State the number of lines in these records that include the word "this", and add nothing to it.

[Extracts from a graphics dataset]
— BEGIN —

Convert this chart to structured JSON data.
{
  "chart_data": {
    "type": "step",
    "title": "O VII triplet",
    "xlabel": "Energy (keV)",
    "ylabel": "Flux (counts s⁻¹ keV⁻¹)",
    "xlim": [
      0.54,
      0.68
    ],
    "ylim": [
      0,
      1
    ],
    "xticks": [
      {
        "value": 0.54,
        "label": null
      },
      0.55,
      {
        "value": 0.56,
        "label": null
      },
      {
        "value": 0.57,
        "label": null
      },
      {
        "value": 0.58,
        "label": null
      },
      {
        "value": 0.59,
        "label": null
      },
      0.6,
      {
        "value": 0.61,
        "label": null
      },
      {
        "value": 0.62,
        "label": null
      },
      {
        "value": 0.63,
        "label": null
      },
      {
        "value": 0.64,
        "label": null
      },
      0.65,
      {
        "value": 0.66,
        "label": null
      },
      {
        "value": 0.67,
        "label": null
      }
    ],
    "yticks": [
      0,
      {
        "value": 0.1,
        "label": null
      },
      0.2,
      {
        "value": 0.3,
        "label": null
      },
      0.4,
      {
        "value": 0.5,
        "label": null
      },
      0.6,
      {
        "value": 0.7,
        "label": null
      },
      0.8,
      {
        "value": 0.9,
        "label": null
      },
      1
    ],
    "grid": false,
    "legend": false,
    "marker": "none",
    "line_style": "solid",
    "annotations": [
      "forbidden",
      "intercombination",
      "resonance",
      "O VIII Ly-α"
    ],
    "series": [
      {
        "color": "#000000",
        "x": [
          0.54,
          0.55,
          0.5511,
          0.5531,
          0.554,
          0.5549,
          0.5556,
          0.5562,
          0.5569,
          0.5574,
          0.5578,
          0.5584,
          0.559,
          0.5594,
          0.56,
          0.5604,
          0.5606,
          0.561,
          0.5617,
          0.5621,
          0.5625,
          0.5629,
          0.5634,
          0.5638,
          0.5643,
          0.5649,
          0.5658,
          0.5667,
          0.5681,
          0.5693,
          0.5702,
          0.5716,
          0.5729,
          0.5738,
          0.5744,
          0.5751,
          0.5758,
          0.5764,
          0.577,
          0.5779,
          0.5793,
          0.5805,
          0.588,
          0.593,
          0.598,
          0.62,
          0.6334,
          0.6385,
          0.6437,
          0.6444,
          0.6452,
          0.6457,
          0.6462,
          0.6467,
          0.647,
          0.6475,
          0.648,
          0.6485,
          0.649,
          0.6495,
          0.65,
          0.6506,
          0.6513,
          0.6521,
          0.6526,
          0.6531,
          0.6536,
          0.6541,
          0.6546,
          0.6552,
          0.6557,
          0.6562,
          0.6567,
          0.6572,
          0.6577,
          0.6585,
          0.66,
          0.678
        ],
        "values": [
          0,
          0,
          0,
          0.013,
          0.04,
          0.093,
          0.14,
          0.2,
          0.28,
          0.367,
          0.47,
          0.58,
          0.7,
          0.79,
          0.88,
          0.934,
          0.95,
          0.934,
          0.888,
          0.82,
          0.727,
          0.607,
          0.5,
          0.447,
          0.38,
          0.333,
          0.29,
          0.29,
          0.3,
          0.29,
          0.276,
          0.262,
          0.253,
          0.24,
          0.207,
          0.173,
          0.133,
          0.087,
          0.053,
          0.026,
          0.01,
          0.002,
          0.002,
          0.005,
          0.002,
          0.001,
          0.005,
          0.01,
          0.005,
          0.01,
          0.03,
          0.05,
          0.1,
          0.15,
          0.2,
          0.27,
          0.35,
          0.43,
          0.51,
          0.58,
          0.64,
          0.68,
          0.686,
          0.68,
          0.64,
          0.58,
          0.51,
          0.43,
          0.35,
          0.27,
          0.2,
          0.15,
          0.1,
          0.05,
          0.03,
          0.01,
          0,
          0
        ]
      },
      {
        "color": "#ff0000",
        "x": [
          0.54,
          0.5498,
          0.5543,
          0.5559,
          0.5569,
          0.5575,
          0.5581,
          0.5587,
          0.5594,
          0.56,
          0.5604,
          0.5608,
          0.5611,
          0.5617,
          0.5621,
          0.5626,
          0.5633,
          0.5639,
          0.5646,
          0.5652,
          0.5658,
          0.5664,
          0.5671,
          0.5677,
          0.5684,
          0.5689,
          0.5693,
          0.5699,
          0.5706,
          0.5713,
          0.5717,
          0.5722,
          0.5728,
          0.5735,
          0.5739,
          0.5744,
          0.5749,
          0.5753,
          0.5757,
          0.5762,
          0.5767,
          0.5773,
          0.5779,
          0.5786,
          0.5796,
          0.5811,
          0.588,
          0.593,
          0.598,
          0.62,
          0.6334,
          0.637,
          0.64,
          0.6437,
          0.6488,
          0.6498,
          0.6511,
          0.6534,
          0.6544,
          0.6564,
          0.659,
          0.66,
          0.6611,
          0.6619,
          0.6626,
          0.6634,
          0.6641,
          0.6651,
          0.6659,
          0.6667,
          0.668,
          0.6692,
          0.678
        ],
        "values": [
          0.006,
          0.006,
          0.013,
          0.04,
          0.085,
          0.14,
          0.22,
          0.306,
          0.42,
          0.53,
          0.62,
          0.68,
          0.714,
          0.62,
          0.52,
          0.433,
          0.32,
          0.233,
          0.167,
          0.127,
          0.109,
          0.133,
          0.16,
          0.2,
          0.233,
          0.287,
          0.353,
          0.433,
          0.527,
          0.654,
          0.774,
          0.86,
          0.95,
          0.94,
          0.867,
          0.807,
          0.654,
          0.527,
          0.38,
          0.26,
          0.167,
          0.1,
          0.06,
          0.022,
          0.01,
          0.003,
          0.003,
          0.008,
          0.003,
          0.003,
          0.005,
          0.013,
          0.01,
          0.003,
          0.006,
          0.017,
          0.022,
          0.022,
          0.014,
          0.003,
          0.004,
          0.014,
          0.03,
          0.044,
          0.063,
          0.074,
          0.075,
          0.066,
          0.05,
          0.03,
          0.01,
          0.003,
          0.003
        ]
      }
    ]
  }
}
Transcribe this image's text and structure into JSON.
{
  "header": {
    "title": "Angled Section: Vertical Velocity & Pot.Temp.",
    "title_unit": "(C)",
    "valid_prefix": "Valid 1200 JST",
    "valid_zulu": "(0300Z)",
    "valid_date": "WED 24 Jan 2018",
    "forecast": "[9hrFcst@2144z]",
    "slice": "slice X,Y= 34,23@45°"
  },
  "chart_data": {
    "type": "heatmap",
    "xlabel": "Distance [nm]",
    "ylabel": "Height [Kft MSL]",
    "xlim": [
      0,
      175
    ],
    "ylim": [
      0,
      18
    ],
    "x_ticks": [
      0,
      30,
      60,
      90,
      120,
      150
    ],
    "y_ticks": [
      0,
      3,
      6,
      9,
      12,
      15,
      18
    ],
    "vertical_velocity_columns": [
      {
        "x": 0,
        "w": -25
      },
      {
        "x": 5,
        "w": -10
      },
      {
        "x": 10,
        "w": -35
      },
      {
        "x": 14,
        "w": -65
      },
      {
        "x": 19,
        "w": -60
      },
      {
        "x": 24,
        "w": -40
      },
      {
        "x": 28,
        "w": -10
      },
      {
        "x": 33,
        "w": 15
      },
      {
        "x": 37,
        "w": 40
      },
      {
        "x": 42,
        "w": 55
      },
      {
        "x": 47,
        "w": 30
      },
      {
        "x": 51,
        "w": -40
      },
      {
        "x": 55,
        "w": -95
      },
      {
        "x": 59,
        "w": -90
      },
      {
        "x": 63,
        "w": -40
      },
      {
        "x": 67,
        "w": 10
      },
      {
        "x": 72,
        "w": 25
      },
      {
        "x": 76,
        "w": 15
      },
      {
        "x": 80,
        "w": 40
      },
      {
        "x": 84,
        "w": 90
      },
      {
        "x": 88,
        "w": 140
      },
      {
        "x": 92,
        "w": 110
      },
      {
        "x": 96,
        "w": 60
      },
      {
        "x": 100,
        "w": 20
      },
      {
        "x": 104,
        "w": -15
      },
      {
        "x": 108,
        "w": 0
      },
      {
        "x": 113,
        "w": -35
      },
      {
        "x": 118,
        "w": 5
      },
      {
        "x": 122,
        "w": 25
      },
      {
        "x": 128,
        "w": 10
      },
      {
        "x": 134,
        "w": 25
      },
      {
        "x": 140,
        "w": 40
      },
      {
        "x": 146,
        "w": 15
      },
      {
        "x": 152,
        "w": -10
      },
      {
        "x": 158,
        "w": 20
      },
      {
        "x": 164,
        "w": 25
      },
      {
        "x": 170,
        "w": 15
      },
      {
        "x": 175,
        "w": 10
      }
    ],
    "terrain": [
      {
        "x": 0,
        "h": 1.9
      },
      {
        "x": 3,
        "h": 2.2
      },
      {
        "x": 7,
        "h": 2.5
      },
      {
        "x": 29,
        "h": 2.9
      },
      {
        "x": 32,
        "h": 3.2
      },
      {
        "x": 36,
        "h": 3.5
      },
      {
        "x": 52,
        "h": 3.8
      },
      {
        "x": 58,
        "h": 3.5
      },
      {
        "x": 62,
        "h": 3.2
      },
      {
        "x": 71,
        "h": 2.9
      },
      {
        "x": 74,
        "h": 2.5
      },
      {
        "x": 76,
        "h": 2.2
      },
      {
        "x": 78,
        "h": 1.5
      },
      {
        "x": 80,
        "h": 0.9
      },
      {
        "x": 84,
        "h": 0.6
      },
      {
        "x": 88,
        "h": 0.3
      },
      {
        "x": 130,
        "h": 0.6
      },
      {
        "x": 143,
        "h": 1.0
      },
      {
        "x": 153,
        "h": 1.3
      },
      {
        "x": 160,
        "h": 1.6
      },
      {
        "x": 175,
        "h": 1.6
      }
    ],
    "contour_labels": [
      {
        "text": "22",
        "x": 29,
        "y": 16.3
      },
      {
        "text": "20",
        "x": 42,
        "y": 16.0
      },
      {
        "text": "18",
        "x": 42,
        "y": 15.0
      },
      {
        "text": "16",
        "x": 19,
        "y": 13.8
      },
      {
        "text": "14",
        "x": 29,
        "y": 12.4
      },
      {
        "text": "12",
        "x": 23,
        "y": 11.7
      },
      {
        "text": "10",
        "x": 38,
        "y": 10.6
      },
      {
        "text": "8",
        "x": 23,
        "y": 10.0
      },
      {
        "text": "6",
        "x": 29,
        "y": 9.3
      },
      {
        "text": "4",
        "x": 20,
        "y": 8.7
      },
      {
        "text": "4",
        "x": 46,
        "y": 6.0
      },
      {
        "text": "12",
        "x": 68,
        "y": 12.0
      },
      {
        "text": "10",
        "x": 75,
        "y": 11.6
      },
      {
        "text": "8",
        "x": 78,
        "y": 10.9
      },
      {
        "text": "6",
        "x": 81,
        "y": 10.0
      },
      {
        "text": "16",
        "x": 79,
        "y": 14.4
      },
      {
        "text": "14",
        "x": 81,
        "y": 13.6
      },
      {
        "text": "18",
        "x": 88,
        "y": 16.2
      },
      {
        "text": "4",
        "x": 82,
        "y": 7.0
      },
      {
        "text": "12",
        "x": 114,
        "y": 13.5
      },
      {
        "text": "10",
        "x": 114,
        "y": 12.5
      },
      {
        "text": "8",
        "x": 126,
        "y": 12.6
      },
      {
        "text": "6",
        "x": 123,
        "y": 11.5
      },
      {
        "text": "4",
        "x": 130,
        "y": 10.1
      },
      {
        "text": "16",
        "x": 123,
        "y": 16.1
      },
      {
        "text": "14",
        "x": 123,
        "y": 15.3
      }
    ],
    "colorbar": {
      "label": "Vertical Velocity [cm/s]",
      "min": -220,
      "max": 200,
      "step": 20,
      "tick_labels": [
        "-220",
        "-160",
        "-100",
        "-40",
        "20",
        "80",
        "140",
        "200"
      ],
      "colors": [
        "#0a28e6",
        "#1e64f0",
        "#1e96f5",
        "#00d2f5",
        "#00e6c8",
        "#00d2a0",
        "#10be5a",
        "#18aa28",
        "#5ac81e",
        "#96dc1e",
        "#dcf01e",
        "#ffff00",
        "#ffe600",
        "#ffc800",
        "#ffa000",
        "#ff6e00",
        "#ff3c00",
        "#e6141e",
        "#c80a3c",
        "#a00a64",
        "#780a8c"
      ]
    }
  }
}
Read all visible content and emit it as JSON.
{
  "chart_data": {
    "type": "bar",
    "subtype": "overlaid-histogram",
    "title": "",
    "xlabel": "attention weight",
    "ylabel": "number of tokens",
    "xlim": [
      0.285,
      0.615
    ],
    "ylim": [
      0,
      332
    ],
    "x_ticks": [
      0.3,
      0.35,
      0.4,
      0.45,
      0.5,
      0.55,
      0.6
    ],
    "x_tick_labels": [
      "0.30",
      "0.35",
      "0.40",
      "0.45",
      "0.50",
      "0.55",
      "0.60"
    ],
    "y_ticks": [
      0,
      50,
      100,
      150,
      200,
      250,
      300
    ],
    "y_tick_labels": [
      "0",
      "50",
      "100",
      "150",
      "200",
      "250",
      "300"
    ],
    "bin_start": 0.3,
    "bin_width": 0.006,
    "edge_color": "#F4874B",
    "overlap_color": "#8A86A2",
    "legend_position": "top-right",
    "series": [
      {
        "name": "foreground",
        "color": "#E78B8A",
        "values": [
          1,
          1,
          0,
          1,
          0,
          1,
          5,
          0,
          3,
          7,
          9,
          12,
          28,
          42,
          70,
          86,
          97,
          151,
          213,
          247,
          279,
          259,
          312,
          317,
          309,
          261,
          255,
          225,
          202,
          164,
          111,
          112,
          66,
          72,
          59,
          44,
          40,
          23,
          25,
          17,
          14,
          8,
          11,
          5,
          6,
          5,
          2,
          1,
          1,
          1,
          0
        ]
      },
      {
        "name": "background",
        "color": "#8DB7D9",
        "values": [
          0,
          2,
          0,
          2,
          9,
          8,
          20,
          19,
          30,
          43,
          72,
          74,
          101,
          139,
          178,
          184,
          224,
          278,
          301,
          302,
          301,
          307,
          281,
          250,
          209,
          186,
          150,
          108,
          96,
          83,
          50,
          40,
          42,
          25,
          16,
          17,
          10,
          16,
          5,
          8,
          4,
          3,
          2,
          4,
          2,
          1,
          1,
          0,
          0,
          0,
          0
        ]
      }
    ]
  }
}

— END —

**EXERCISE RESPONSE:** 2